By Valorie Hart and Alberto Paz
Excerpts from Gotta Tango. Copyright (c) 2007-2013. All Rights Reserved
Did you know that in Buenos Aires there is an official definition of what constitutes a “milonga?” You’d need to meet specific criteria to obtain a permit to operate a milonga. By definition, a milonga is a place where the dance of tango and its codes of conduct are taught and practiced.
In a milonga, the dance floor is clearly demarcated from and surrounded by the area occupied by tables and chairs where the public remain seated, except when they step onto the dance floor to dance.
The structure of this type of dance requires sufficient space for its execution as well as the additional space for the circulation around, which is also preordained by this dance. That determines its capacity. The number of tables and chairs needed to accommodate everyone in attendance and the need for circulation corridors for the waiters to take care of servicing the tables result in an especially low density of participants in relation to other popular dance venues, where agglomeration is the norm.
The public is mainly adult, with a certain level of education. They are local habitues and foreigners who come to practice or to perfect the knowledge of the dance.
The atmosphere is familiar, similar to a social club, where the majority of people know each other. There are particularly demanding codes of conduct and courtesy, which are as important as the knowledge of the dance itself.
The lighting, unlike in typical dance halls, must be relatively high to allow all the participants to get a good look at all the premises.

Data lines:
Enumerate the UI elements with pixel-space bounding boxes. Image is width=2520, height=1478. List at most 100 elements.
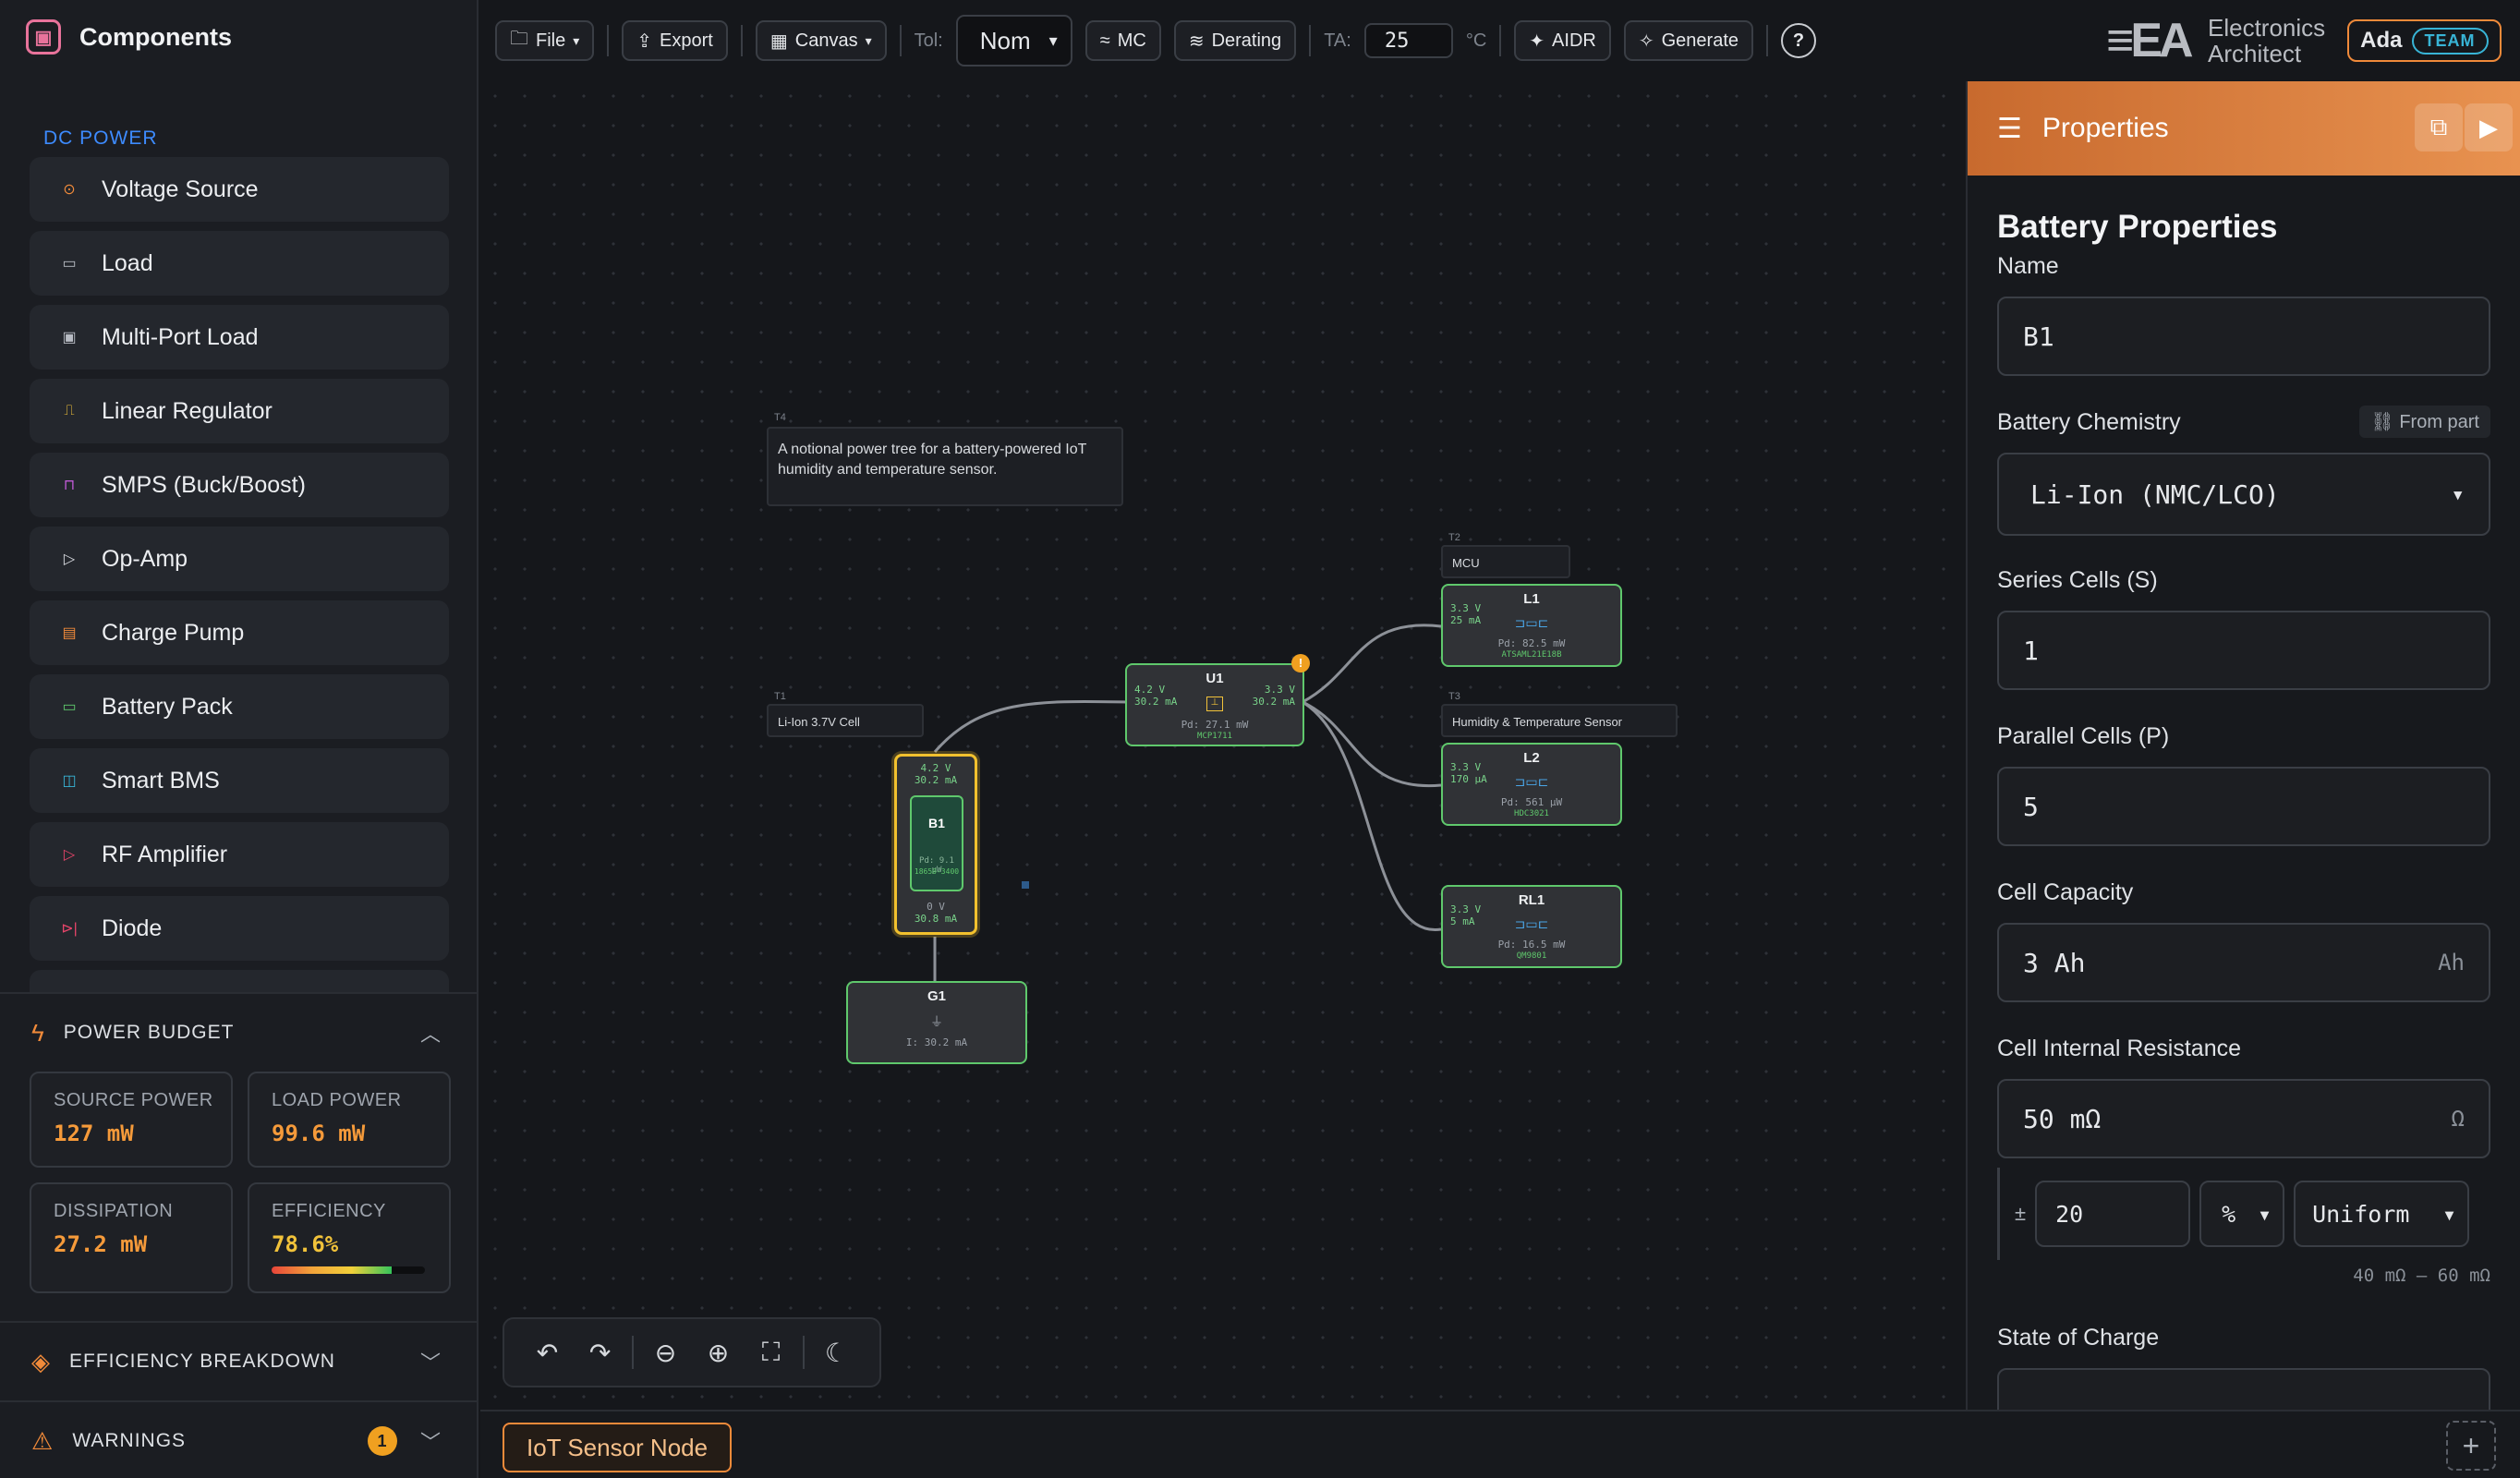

Requirement 1: From the milonga excerpt, list every kind of place that a milonga is compared with, and note which feature each comparison concerns.
Requirement 2:
Answer these questions using the milonga excerpt:
(a) What must you meet to obtain a permit to operate a milonga in Buenos Aires?
(b) Where does the public remain when not dancing?
(c) Why must the lighting be relatively high?
Requirement 3: Reproduce word for word the part of the milonga excerpt that opens with the words containing "By Valorie Hart" and closes with "taught and practiced.".

Response 1:
- Other popular dance venues: density of participants. A milonga has an especially low density, while agglomeration is the norm at those venues.
- A social club: atmosphere. A milonga's atmosphere is familiar, and most people know each other.
- Typical dance halls: lighting. Unlike theirs, a milonga's lighting must be relatively high.

Response 2:
(a) Specific criteria.
(b) Seated at the tables and chairs in the area that surrounds the dance floor.
(c) To allow all the participants to get a good look at all the premises.

Response 3:
By Valorie Hart and Alberto Paz
Excerpts from Gotta Tango. Copyright (c) 2007-2013. All Rights Reserved
Did you know that in Buenos Aires there is an official definition of what constitutes a “milonga?” You’d need to meet specific criteria to obtain a permit to operate a milonga. By definition, a milonga is a place where the dance of tango and its codes of conduct are taught and practiced.